Short exercise – Retype each record below word for word. Leave the pictures out.

Figure content listings –
— begin —
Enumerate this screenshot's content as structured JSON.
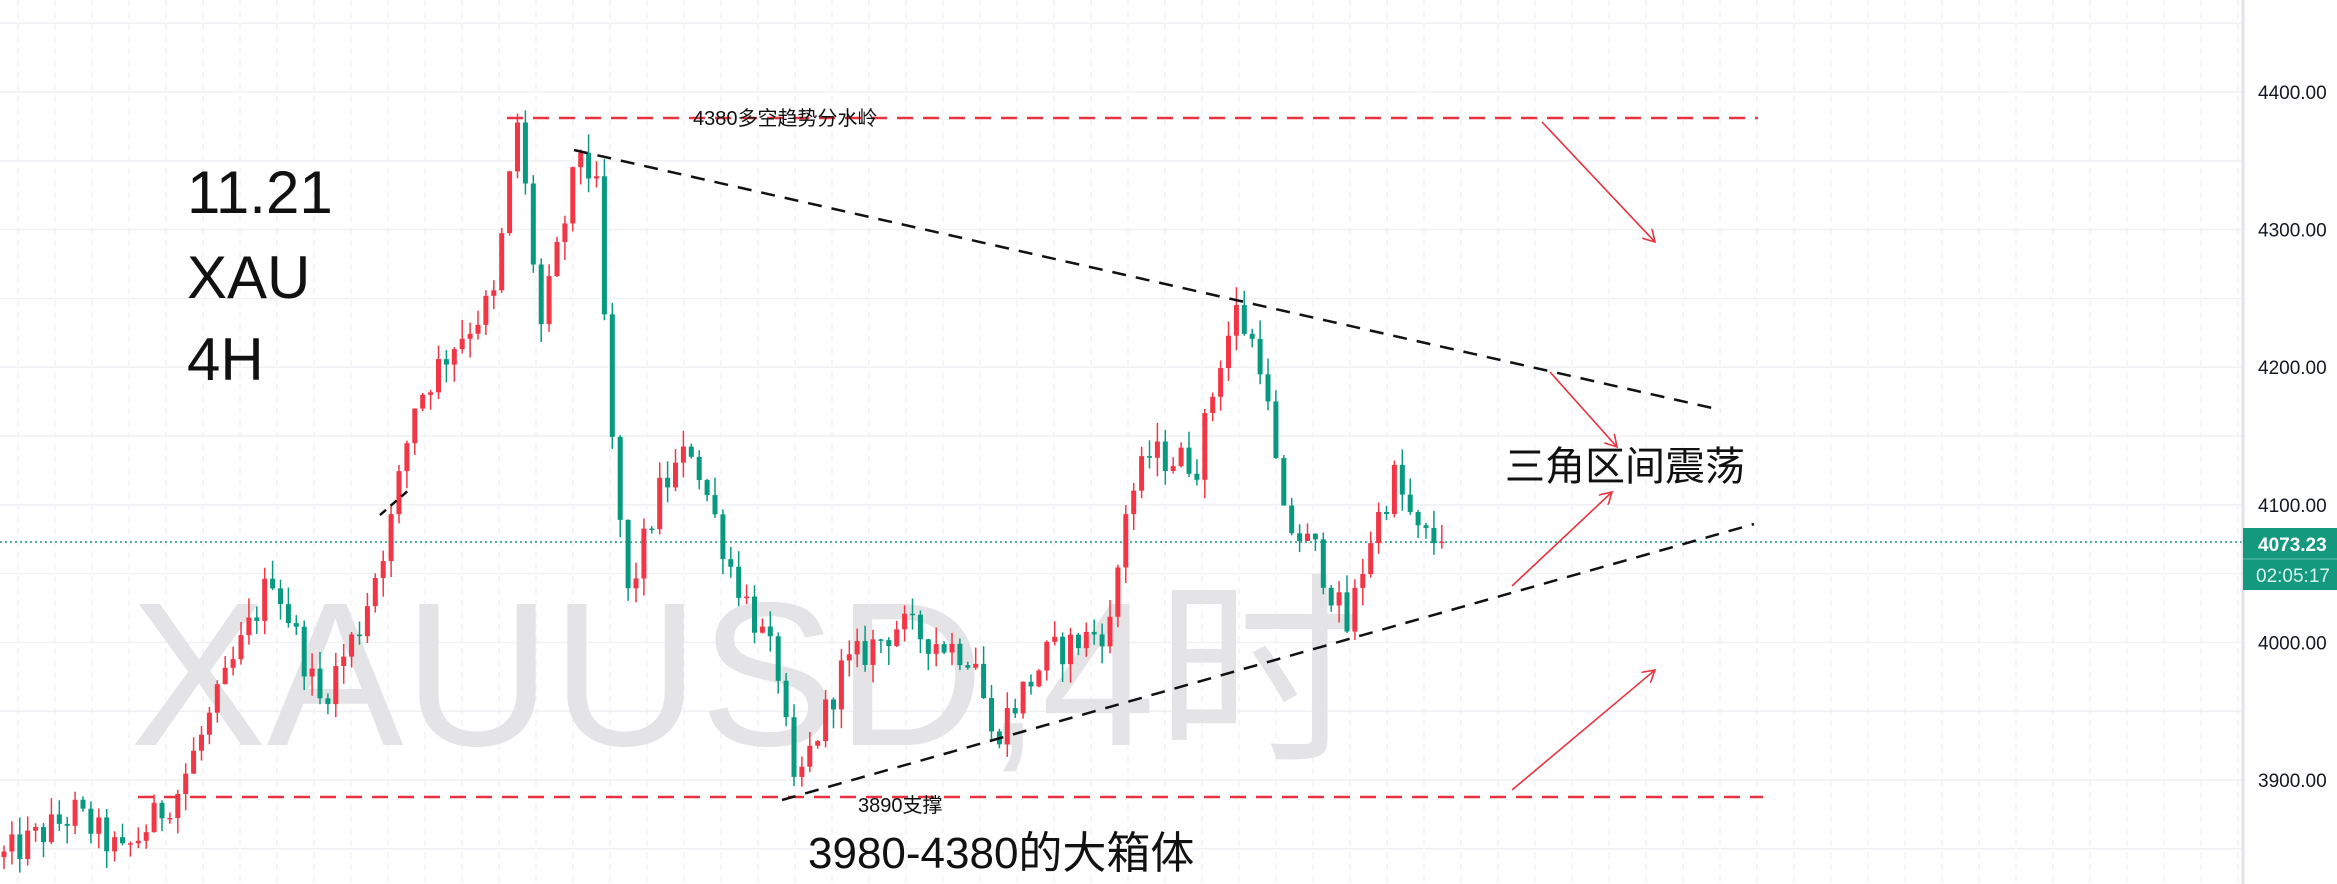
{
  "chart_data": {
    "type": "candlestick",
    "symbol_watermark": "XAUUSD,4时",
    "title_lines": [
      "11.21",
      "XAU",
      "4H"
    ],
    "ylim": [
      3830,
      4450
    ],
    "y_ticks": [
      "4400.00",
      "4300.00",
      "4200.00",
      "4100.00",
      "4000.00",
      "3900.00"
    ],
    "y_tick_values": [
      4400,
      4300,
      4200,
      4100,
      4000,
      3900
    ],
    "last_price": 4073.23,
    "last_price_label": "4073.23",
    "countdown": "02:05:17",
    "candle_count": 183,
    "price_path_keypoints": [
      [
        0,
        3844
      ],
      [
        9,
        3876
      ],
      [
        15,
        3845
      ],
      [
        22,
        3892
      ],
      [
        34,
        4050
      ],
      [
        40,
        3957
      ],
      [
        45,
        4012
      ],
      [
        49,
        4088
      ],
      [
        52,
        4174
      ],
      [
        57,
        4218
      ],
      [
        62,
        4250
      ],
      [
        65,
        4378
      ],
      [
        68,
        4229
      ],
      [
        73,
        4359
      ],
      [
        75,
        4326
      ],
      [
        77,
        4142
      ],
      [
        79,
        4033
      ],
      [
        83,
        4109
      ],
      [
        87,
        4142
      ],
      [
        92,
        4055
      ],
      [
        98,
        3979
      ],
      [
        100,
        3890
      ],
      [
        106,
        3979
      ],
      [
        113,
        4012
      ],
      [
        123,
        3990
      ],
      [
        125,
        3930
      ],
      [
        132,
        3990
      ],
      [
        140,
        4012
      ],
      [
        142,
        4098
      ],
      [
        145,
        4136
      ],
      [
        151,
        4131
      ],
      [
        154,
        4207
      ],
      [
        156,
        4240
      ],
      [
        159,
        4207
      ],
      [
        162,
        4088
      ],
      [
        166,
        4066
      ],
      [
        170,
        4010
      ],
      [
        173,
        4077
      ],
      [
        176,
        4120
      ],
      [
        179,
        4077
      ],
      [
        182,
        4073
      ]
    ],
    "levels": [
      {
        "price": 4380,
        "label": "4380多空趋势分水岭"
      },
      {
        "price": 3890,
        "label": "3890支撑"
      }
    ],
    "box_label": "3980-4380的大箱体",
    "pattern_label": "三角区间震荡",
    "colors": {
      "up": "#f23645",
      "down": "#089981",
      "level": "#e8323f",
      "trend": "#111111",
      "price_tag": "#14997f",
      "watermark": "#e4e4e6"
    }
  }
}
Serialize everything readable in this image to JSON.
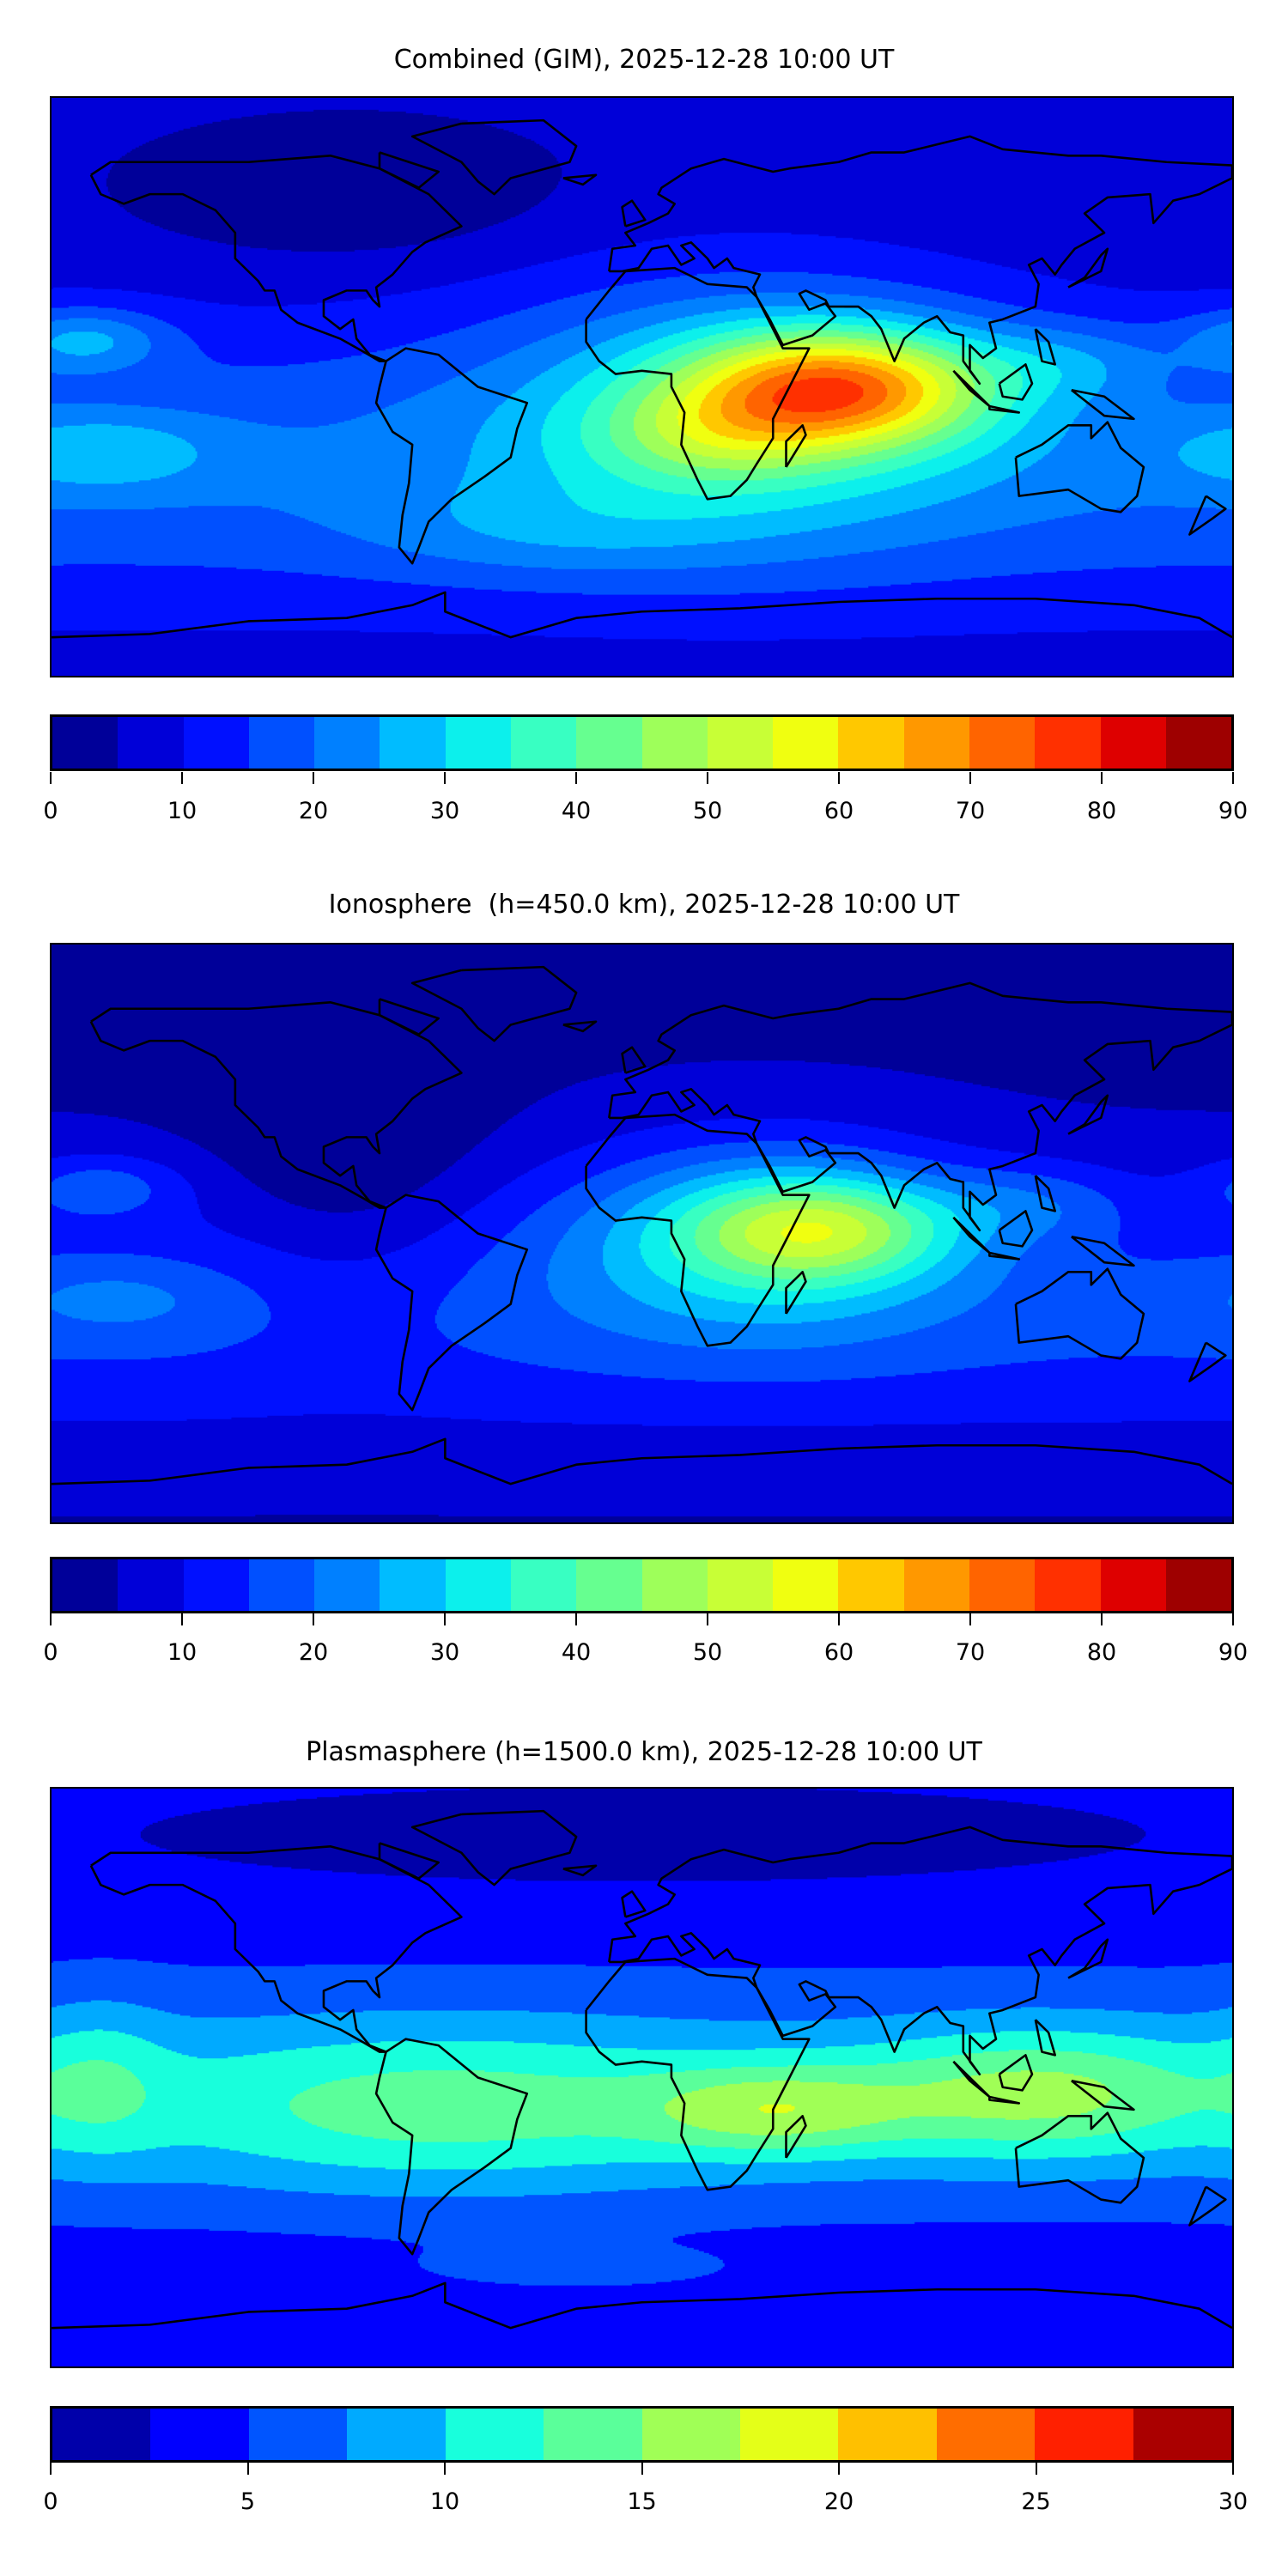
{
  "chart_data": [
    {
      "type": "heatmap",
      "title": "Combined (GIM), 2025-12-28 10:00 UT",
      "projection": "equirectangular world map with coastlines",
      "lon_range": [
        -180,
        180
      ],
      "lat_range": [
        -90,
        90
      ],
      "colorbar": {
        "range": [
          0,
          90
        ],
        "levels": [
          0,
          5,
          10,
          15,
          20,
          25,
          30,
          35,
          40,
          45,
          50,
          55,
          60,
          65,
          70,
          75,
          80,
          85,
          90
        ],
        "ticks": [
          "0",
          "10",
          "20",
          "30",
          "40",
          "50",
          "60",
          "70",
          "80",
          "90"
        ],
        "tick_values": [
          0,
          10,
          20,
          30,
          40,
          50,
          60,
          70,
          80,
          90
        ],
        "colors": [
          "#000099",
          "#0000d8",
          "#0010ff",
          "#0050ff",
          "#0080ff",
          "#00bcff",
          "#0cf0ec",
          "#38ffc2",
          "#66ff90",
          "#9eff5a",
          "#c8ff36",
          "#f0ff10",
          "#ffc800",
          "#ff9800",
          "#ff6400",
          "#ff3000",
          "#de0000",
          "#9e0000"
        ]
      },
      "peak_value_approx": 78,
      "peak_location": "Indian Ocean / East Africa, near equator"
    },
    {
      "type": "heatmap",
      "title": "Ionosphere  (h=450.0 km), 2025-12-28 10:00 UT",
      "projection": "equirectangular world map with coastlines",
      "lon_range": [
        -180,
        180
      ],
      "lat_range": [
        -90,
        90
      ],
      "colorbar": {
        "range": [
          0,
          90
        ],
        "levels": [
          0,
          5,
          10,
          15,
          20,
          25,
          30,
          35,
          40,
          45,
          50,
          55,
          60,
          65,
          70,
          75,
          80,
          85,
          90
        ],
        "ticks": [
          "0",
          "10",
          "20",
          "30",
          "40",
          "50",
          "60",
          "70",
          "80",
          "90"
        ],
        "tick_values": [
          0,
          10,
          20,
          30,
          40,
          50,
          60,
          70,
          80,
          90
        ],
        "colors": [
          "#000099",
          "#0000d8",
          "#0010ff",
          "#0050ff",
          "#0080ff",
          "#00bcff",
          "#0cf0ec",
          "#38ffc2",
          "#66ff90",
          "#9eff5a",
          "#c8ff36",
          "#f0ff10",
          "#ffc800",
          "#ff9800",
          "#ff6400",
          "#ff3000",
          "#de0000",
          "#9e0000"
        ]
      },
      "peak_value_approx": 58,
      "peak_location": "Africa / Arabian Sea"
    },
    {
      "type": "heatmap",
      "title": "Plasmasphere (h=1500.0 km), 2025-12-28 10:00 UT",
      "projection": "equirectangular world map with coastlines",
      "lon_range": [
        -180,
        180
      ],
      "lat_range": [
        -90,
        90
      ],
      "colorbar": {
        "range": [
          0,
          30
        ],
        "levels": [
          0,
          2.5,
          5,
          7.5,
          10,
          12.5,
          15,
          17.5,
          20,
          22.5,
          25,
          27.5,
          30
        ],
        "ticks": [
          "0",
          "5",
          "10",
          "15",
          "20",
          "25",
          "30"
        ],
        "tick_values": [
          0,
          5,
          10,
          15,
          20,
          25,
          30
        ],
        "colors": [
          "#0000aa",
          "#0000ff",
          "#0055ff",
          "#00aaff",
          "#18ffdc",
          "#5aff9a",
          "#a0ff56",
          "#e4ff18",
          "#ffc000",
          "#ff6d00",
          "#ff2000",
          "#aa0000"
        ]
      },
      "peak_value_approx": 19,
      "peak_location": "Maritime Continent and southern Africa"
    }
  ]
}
— end —
Solution to the exercise –
Enumerate this screenshot's content as structured JSON.
{
  "chart_data": {
    "type": "candlestick",
    "symbol_watermark": "XAUUSD,4时",
    "title_lines": [
      "11.21",
      "XAU",
      "4H"
    ],
    "ylim": [
      3830,
      4450
    ],
    "y_ticks": [
      "4400.00",
      "4300.00",
      "4200.00",
      "4100.00",
      "4000.00",
      "3900.00"
    ],
    "y_tick_values": [
      4400,
      4300,
      4200,
      4100,
      4000,
      3900
    ],
    "last_price": 4073.23,
    "last_price_label": "4073.23",
    "countdown": "02:05:17",
    "candle_count": 183,
    "price_path_keypoints": [
      [
        0,
        3844
      ],
      [
        9,
        3876
      ],
      [
        15,
        3845
      ],
      [
        22,
        3892
      ],
      [
        34,
        4050
      ],
      [
        40,
        3957
      ],
      [
        45,
        4012
      ],
      [
        49,
        4088
      ],
      [
        52,
        4174
      ],
      [
        57,
        4218
      ],
      [
        62,
        4250
      ],
      [
        65,
        4378
      ],
      [
        68,
        4229
      ],
      [
        73,
        4359
      ],
      [
        75,
        4326
      ],
      [
        77,
        4142
      ],
      [
        79,
        4033
      ],
      [
        83,
        4109
      ],
      [
        87,
        4142
      ],
      [
        92,
        4055
      ],
      [
        98,
        3979
      ],
      [
        100,
        3890
      ],
      [
        106,
        3979
      ],
      [
        113,
        4012
      ],
      [
        123,
        3990
      ],
      [
        125,
        3930
      ],
      [
        132,
        3990
      ],
      [
        140,
        4012
      ],
      [
        142,
        4098
      ],
      [
        145,
        4136
      ],
      [
        151,
        4131
      ],
      [
        154,
        4207
      ],
      [
        156,
        4240
      ],
      [
        159,
        4207
      ],
      [
        162,
        4088
      ],
      [
        166,
        4066
      ],
      [
        170,
        4010
      ],
      [
        173,
        4077
      ],
      [
        176,
        4120
      ],
      [
        179,
        4077
      ],
      [
        182,
        4073
      ]
    ],
    "levels": [
      {
        "price": 4380,
        "label": "4380多空趋势分水岭"
      },
      {
        "price": 3890,
        "label": "3890支撑"
      }
    ],
    "box_label": "3980-4380的大箱体",
    "pattern_label": "三角区间震荡",
    "colors": {
      "up": "#f23645",
      "down": "#089981",
      "level": "#e8323f",
      "trend": "#111111",
      "price_tag": "#14997f",
      "watermark": "#e4e4e6"
    }
  }
}
Serialize everything readable in this image to JSON.
{
  "chart_data": [
    {
      "type": "heatmap",
      "title": "Combined (GIM), 2025-12-28 10:00 UT",
      "projection": "equirectangular world map with coastlines",
      "lon_range": [
        -180,
        180
      ],
      "lat_range": [
        -90,
        90
      ],
      "colorbar": {
        "range": [
          0,
          90
        ],
        "levels": [
          0,
          5,
          10,
          15,
          20,
          25,
          30,
          35,
          40,
          45,
          50,
          55,
          60,
          65,
          70,
          75,
          80,
          85,
          90
        ],
        "ticks": [
          "0",
          "10",
          "20",
          "30",
          "40",
          "50",
          "60",
          "70",
          "80",
          "90"
        ],
        "tick_values": [
          0,
          10,
          20,
          30,
          40,
          50,
          60,
          70,
          80,
          90
        ],
        "colors": [
          "#000099",
          "#0000d8",
          "#0010ff",
          "#0050ff",
          "#0080ff",
          "#00bcff",
          "#0cf0ec",
          "#38ffc2",
          "#66ff90",
          "#9eff5a",
          "#c8ff36",
          "#f0ff10",
          "#ffc800",
          "#ff9800",
          "#ff6400",
          "#ff3000",
          "#de0000",
          "#9e0000"
        ]
      },
      "peak_value_approx": 78,
      "peak_location": "Indian Ocean / East Africa, near equator"
    },
    {
      "type": "heatmap",
      "title": "Ionosphere  (h=450.0 km), 2025-12-28 10:00 UT",
      "projection": "equirectangular world map with coastlines",
      "lon_range": [
        -180,
        180
      ],
      "lat_range": [
        -90,
        90
      ],
      "colorbar": {
        "range": [
          0,
          90
        ],
        "levels": [
          0,
          5,
          10,
          15,
          20,
          25,
          30,
          35,
          40,
          45,
          50,
          55,
          60,
          65,
          70,
          75,
          80,
          85,
          90
        ],
        "ticks": [
          "0",
          "10",
          "20",
          "30",
          "40",
          "50",
          "60",
          "70",
          "80",
          "90"
        ],
        "tick_values": [
          0,
          10,
          20,
          30,
          40,
          50,
          60,
          70,
          80,
          90
        ],
        "colors": [
          "#000099",
          "#0000d8",
          "#0010ff",
          "#0050ff",
          "#0080ff",
          "#00bcff",
          "#0cf0ec",
          "#38ffc2",
          "#66ff90",
          "#9eff5a",
          "#c8ff36",
          "#f0ff10",
          "#ffc800",
          "#ff9800",
          "#ff6400",
          "#ff3000",
          "#de0000",
          "#9e0000"
        ]
      },
      "peak_value_approx": 58,
      "peak_location": "Africa / Arabian Sea"
    },
    {
      "type": "heatmap",
      "title": "Plasmasphere (h=1500.0 km), 2025-12-28 10:00 UT",
      "projection": "equirectangular world map with coastlines",
      "lon_range": [
        -180,
        180
      ],
      "lat_range": [
        -90,
        90
      ],
      "colorbar": {
        "range": [
          0,
          30
        ],
        "levels": [
          0,
          2.5,
          5,
          7.5,
          10,
          12.5,
          15,
          17.5,
          20,
          22.5,
          25,
          27.5,
          30
        ],
        "ticks": [
          "0",
          "5",
          "10",
          "15",
          "20",
          "25",
          "30"
        ],
        "tick_values": [
          0,
          5,
          10,
          15,
          20,
          25,
          30
        ],
        "colors": [
          "#0000aa",
          "#0000ff",
          "#0055ff",
          "#00aaff",
          "#18ffdc",
          "#5aff9a",
          "#a0ff56",
          "#e4ff18",
          "#ffc000",
          "#ff6d00",
          "#ff2000",
          "#aa0000"
        ]
      },
      "peak_value_approx": 19,
      "peak_location": "Maritime Continent and southern Africa"
    }
  ]
}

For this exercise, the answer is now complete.